WHAT YOU WILL DO
Scan the entries below for the word "subtitle". Copy each line that has it.

[Begin]

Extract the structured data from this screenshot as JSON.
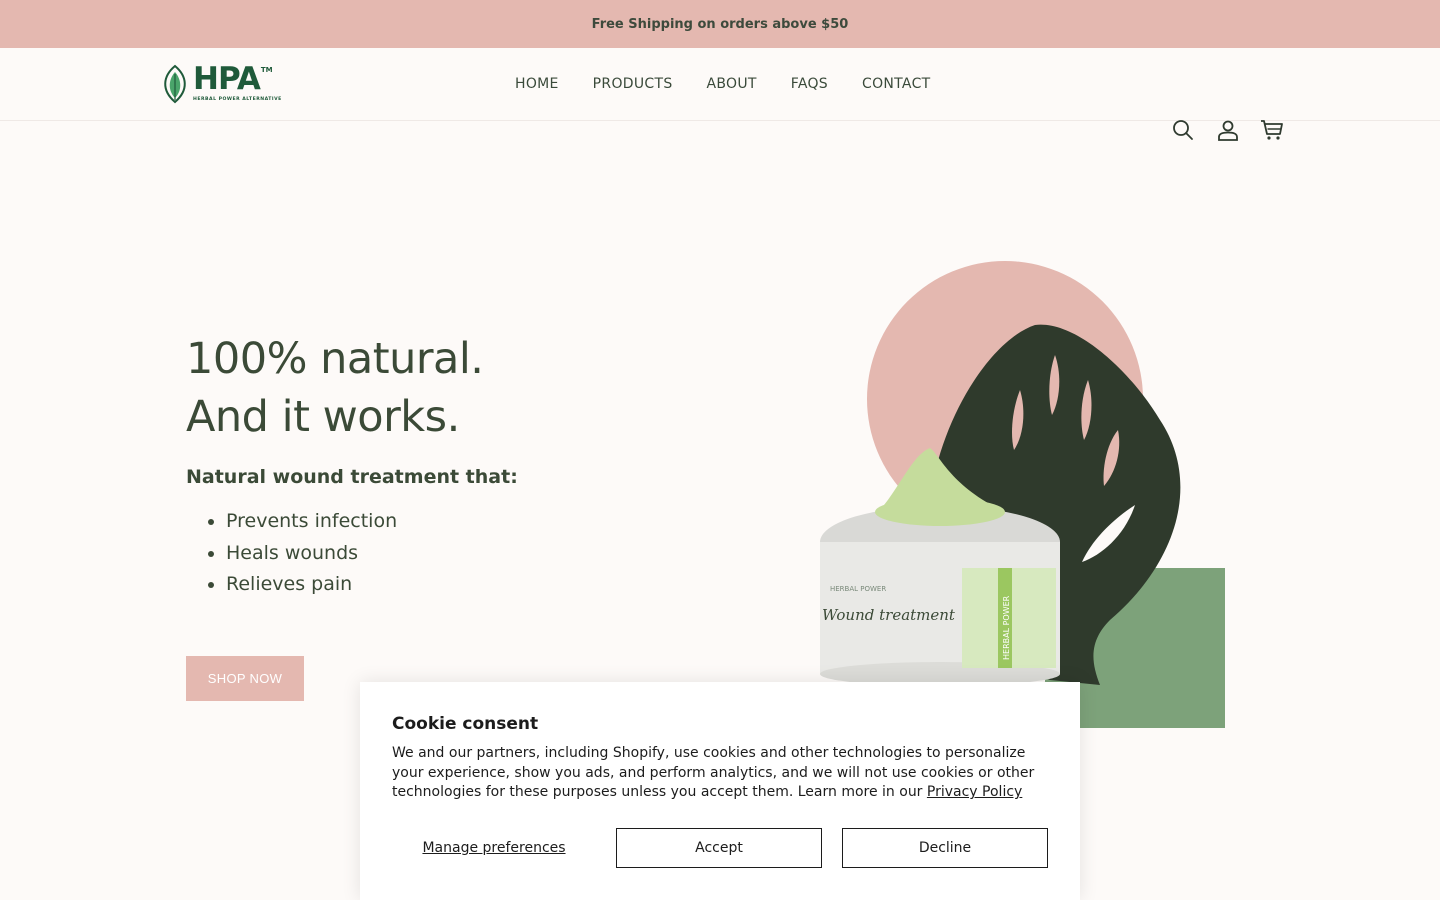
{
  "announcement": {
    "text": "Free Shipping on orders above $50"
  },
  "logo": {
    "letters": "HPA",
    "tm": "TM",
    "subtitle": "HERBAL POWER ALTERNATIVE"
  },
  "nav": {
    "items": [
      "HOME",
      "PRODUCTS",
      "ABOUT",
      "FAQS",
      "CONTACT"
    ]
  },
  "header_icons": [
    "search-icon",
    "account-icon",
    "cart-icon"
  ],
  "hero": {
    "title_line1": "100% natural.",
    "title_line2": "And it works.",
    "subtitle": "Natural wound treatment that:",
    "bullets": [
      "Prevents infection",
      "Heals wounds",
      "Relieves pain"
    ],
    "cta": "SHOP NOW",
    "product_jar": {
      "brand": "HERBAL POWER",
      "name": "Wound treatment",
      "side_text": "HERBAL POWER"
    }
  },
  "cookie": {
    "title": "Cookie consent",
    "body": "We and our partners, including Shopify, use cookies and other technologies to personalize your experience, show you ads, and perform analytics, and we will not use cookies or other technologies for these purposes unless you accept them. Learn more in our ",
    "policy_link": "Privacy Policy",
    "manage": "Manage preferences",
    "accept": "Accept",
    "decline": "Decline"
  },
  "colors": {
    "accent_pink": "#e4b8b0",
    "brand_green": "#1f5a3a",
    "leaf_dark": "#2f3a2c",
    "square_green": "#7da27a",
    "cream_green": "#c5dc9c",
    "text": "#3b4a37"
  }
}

[End]
[Begin]

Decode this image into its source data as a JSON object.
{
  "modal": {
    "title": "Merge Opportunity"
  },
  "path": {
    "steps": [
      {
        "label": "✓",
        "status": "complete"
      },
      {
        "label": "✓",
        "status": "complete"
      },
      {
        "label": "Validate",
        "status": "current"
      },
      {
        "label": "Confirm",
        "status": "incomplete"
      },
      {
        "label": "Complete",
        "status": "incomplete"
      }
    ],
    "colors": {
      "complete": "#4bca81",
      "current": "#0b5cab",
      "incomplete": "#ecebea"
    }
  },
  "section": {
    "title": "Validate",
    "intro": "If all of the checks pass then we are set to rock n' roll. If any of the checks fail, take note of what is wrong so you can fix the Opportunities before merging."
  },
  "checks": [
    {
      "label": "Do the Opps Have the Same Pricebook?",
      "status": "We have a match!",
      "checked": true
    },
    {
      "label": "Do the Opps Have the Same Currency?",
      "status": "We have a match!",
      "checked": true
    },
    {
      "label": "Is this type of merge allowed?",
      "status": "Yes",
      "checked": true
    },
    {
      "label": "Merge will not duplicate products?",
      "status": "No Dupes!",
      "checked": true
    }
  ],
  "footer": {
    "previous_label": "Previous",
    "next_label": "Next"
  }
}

[End]

THE COMPLETED TASK
    "subtitle": "HERBAL POWER ALTERNATIVE"
    "subtitle": "Natural wound treatment that:",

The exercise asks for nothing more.